_Objective_: Repeat each record exactly. Any picture gets left out.

Start of Supplied records

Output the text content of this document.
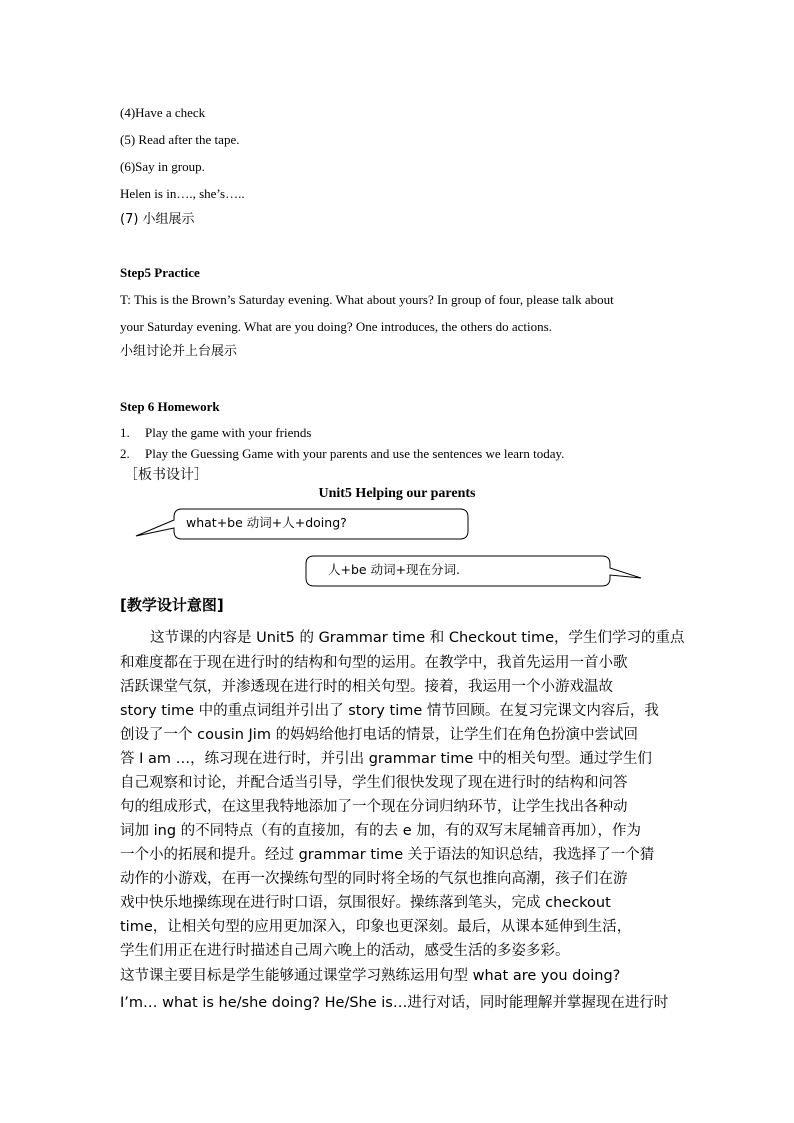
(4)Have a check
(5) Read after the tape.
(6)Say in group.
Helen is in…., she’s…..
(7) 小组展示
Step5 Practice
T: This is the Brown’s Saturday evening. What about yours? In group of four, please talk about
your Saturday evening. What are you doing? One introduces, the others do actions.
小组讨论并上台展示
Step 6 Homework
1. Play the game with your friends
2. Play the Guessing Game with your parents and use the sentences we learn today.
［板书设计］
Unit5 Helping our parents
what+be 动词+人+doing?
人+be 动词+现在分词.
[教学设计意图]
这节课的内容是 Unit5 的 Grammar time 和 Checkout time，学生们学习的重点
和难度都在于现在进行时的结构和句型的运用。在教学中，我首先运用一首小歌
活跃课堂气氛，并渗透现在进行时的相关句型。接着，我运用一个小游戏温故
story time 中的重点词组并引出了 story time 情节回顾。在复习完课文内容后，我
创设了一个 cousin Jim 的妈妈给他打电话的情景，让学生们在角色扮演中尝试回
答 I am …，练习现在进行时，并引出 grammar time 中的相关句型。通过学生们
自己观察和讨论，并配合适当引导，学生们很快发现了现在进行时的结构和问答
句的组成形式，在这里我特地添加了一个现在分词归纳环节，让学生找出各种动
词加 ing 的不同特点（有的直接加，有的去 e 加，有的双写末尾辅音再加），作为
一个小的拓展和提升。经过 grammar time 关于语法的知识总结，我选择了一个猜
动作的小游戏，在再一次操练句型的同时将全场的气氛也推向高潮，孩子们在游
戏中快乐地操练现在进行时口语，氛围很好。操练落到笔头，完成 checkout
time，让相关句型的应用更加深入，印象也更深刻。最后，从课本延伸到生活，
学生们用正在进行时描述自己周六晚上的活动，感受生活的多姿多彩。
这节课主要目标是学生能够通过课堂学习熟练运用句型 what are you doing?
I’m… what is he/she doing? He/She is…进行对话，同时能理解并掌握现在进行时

End of Supplied records

_Task solution_:
Output the text content of this document.
(4)Have a check
(5) Read after the tape.
(6)Say in group.
Helen is in…., she’s…..
(7) 小组展示
Step5 Practice
T: This is the Brown’s Saturday evening. What about yours? In group of four, please talk about
your Saturday evening. What are you doing? One introduces, the others do actions.
小组讨论并上台展示
Step 6 Homework
1. Play the game with your friends
2. Play the Guessing Game with your parents and use the sentences we learn today.
［板书设计］
Unit5 Helping our parents
what+be 动词+人+doing?
人+be 动词+现在分词.
[教学设计意图]
这节课的内容是 Unit5 的 Grammar time 和 Checkout time，学生们学习的重点
和难度都在于现在进行时的结构和句型的运用。在教学中，我首先运用一首小歌
活跃课堂气氛，并渗透现在进行时的相关句型。接着，我运用一个小游戏温故
story time 中的重点词组并引出了 story time 情节回顾。在复习完课文内容后，我
创设了一个 cousin Jim 的妈妈给他打电话的情景，让学生们在角色扮演中尝试回
答 I am …，练习现在进行时，并引出 grammar time 中的相关句型。通过学生们
自己观察和讨论，并配合适当引导，学生们很快发现了现在进行时的结构和问答
句的组成形式，在这里我特地添加了一个现在分词归纳环节，让学生找出各种动
词加 ing 的不同特点（有的直接加，有的去 e 加，有的双写末尾辅音再加），作为
一个小的拓展和提升。经过 grammar time 关于语法的知识总结，我选择了一个猜
动作的小游戏，在再一次操练句型的同时将全场的气氛也推向高潮，孩子们在游
戏中快乐地操练现在进行时口语，氛围很好。操练落到笔头，完成 checkout
time，让相关句型的应用更加深入，印象也更深刻。最后，从课本延伸到生活，
学生们用正在进行时描述自己周六晚上的活动，感受生活的多姿多彩。
这节课主要目标是学生能够通过课堂学习熟练运用句型 what are you doing?
I’m… what is he/she doing? He/She is…进行对话，同时能理解并掌握现在进行时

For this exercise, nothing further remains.